[Dataset entries on figures]

= = = =

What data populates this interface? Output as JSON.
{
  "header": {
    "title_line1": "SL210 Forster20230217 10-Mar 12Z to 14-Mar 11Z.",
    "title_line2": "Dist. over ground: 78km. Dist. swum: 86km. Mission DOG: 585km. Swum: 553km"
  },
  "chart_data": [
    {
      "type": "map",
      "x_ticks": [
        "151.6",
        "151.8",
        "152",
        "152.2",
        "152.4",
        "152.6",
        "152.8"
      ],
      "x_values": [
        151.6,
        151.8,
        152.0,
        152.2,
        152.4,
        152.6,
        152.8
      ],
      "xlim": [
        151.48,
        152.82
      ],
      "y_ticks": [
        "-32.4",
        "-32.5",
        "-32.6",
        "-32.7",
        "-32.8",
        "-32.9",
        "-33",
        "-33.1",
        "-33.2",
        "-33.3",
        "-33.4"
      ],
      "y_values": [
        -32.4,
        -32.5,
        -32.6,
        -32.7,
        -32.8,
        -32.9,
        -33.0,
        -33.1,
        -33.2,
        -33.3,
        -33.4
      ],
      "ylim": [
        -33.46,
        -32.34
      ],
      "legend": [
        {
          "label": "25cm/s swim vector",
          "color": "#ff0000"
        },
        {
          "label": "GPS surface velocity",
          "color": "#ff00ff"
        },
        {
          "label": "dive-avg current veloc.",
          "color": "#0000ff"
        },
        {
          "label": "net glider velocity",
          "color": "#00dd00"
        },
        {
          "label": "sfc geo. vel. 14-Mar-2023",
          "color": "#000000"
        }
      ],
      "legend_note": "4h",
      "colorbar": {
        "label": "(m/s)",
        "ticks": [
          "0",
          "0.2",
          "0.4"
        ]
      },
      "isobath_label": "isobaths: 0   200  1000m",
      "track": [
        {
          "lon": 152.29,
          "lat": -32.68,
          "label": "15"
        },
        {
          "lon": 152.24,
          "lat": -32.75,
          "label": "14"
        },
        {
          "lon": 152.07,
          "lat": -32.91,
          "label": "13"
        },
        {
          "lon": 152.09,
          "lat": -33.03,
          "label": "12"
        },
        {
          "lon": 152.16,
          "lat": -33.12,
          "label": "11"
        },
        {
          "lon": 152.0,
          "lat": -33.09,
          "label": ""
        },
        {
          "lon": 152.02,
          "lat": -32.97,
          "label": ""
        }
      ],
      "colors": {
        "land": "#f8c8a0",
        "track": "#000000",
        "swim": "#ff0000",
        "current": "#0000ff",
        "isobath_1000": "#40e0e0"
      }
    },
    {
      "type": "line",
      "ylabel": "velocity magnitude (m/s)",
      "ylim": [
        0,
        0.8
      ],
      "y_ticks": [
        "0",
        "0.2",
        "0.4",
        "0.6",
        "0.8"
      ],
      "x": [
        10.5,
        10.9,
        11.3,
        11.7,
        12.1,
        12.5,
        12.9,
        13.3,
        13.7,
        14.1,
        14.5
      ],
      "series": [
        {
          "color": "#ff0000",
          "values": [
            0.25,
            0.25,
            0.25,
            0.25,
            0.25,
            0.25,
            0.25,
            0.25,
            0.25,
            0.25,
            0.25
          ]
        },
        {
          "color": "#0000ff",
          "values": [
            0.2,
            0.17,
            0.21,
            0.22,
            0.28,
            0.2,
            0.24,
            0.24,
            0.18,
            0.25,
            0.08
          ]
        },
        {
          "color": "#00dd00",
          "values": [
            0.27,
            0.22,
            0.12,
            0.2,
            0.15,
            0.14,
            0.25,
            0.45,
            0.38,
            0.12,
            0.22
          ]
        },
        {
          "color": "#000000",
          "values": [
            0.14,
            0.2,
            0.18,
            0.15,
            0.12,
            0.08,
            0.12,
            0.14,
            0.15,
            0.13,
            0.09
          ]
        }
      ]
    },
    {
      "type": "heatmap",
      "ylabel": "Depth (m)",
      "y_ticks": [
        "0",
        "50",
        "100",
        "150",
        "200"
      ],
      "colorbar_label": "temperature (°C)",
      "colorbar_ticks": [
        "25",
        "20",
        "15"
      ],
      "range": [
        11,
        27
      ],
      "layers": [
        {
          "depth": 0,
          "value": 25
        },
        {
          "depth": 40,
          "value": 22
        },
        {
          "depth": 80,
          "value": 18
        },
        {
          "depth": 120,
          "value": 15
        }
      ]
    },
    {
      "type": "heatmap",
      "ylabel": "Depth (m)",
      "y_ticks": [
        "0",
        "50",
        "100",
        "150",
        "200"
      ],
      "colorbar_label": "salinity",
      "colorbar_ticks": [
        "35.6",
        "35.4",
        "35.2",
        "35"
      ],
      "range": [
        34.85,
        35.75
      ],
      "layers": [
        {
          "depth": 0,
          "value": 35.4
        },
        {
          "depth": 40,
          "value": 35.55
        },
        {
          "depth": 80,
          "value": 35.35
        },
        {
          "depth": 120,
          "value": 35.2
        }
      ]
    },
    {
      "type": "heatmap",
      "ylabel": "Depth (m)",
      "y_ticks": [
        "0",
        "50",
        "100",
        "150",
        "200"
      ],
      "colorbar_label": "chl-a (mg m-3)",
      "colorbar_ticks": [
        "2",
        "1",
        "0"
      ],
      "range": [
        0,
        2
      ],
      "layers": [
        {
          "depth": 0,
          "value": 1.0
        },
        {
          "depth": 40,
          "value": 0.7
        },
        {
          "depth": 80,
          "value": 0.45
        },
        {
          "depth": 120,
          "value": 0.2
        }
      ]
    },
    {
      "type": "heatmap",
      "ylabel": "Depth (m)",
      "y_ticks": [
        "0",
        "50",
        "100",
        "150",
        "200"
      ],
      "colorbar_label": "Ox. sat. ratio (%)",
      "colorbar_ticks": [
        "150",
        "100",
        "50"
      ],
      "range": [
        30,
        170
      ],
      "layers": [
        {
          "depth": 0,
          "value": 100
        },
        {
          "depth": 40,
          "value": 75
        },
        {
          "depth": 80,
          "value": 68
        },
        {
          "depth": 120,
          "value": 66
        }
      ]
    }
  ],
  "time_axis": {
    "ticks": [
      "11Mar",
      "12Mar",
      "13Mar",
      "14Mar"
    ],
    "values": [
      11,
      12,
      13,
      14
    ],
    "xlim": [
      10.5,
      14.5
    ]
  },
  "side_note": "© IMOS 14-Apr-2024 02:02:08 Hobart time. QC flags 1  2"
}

= = = =

#### AIM OF THE TASK:
Output the lines above verbatim and in full.

#### COMPLETED TASK:
What data populates this interface? Output as JSON.
{
  "header": {
    "title_line1": "SL210 Forster20230217 10-Mar 12Z to 14-Mar 11Z.",
    "title_line2": "Dist. over ground: 78km. Dist. swum: 86km. Mission DOG: 585km. Swum: 553km"
  },
  "chart_data": [
    {
      "type": "map",
      "x_ticks": [
        "151.6",
        "151.8",
        "152",
        "152.2",
        "152.4",
        "152.6",
        "152.8"
      ],
      "x_values": [
        151.6,
        151.8,
        152.0,
        152.2,
        152.4,
        152.6,
        152.8
      ],
      "xlim": [
        151.48,
        152.82
      ],
      "y_ticks": [
        "-32.4",
        "-32.5",
        "-32.6",
        "-32.7",
        "-32.8",
        "-32.9",
        "-33",
        "-33.1",
        "-33.2",
        "-33.3",
        "-33.4"
      ],
      "y_values": [
        -32.4,
        -32.5,
        -32.6,
        -32.7,
        -32.8,
        -32.9,
        -33.0,
        -33.1,
        -33.2,
        -33.3,
        -33.4
      ],
      "ylim": [
        -33.46,
        -32.34
      ],
      "legend": [
        {
          "label": "25cm/s swim vector",
          "color": "#ff0000"
        },
        {
          "label": "GPS surface velocity",
          "color": "#ff00ff"
        },
        {
          "label": "dive-avg current veloc.",
          "color": "#0000ff"
        },
        {
          "label": "net glider velocity",
          "color": "#00dd00"
        },
        {
          "label": "sfc geo. vel. 14-Mar-2023",
          "color": "#000000"
        }
      ],
      "legend_note": "4h",
      "colorbar": {
        "label": "(m/s)",
        "ticks": [
          "0",
          "0.2",
          "0.4"
        ]
      },
      "isobath_label": "isobaths: 0   200  1000m",
      "track": [
        {
          "lon": 152.29,
          "lat": -32.68,
          "label": "15"
        },
        {
          "lon": 152.24,
          "lat": -32.75,
          "label": "14"
        },
        {
          "lon": 152.07,
          "lat": -32.91,
          "label": "13"
        },
        {
          "lon": 152.09,
          "lat": -33.03,
          "label": "12"
        },
        {
          "lon": 152.16,
          "lat": -33.12,
          "label": "11"
        },
        {
          "lon": 152.0,
          "lat": -33.09,
          "label": ""
        },
        {
          "lon": 152.02,
          "lat": -32.97,
          "label": ""
        }
      ],
      "colors": {
        "land": "#f8c8a0",
        "track": "#000000",
        "swim": "#ff0000",
        "current": "#0000ff",
        "isobath_1000": "#40e0e0"
      }
    },
    {
      "type": "line",
      "ylabel": "velocity magnitude (m/s)",
      "ylim": [
        0,
        0.8
      ],
      "y_ticks": [
        "0",
        "0.2",
        "0.4",
        "0.6",
        "0.8"
      ],
      "x": [
        10.5,
        10.9,
        11.3,
        11.7,
        12.1,
        12.5,
        12.9,
        13.3,
        13.7,
        14.1,
        14.5
      ],
      "series": [
        {
          "color": "#ff0000",
          "values": [
            0.25,
            0.25,
            0.25,
            0.25,
            0.25,
            0.25,
            0.25,
            0.25,
            0.25,
            0.25,
            0.25
          ]
        },
        {
          "color": "#0000ff",
          "values": [
            0.2,
            0.17,
            0.21,
            0.22,
            0.28,
            0.2,
            0.24,
            0.24,
            0.18,
            0.25,
            0.08
          ]
        },
        {
          "color": "#00dd00",
          "values": [
            0.27,
            0.22,
            0.12,
            0.2,
            0.15,
            0.14,
            0.25,
            0.45,
            0.38,
            0.12,
            0.22
          ]
        },
        {
          "color": "#000000",
          "values": [
            0.14,
            0.2,
            0.18,
            0.15,
            0.12,
            0.08,
            0.12,
            0.14,
            0.15,
            0.13,
            0.09
          ]
        }
      ]
    },
    {
      "type": "heatmap",
      "ylabel": "Depth (m)",
      "y_ticks": [
        "0",
        "50",
        "100",
        "150",
        "200"
      ],
      "colorbar_label": "temperature (°C)",
      "colorbar_ticks": [
        "25",
        "20",
        "15"
      ],
      "range": [
        11,
        27
      ],
      "layers": [
        {
          "depth": 0,
          "value": 25
        },
        {
          "depth": 40,
          "value": 22
        },
        {
          "depth": 80,
          "value": 18
        },
        {
          "depth": 120,
          "value": 15
        }
      ]
    },
    {
      "type": "heatmap",
      "ylabel": "Depth (m)",
      "y_ticks": [
        "0",
        "50",
        "100",
        "150",
        "200"
      ],
      "colorbar_label": "salinity",
      "colorbar_ticks": [
        "35.6",
        "35.4",
        "35.2",
        "35"
      ],
      "range": [
        34.85,
        35.75
      ],
      "layers": [
        {
          "depth": 0,
          "value": 35.4
        },
        {
          "depth": 40,
          "value": 35.55
        },
        {
          "depth": 80,
          "value": 35.35
        },
        {
          "depth": 120,
          "value": 35.2
        }
      ]
    },
    {
      "type": "heatmap",
      "ylabel": "Depth (m)",
      "y_ticks": [
        "0",
        "50",
        "100",
        "150",
        "200"
      ],
      "colorbar_label": "chl-a (mg m-3)",
      "colorbar_ticks": [
        "2",
        "1",
        "0"
      ],
      "range": [
        0,
        2
      ],
      "layers": [
        {
          "depth": 0,
          "value": 1.0
        },
        {
          "depth": 40,
          "value": 0.7
        },
        {
          "depth": 80,
          "value": 0.45
        },
        {
          "depth": 120,
          "value": 0.2
        }
      ]
    },
    {
      "type": "heatmap",
      "ylabel": "Depth (m)",
      "y_ticks": [
        "0",
        "50",
        "100",
        "150",
        "200"
      ],
      "colorbar_label": "Ox. sat. ratio (%)",
      "colorbar_ticks": [
        "150",
        "100",
        "50"
      ],
      "range": [
        30,
        170
      ],
      "layers": [
        {
          "depth": 0,
          "value": 100
        },
        {
          "depth": 40,
          "value": 75
        },
        {
          "depth": 80,
          "value": 68
        },
        {
          "depth": 120,
          "value": 66
        }
      ]
    }
  ],
  "time_axis": {
    "ticks": [
      "11Mar",
      "12Mar",
      "13Mar",
      "14Mar"
    ],
    "values": [
      11,
      12,
      13,
      14
    ],
    "xlim": [
      10.5,
      14.5
    ]
  },
  "side_note": "© IMOS 14-Apr-2024 02:02:08 Hobart time. QC flags 1  2"
}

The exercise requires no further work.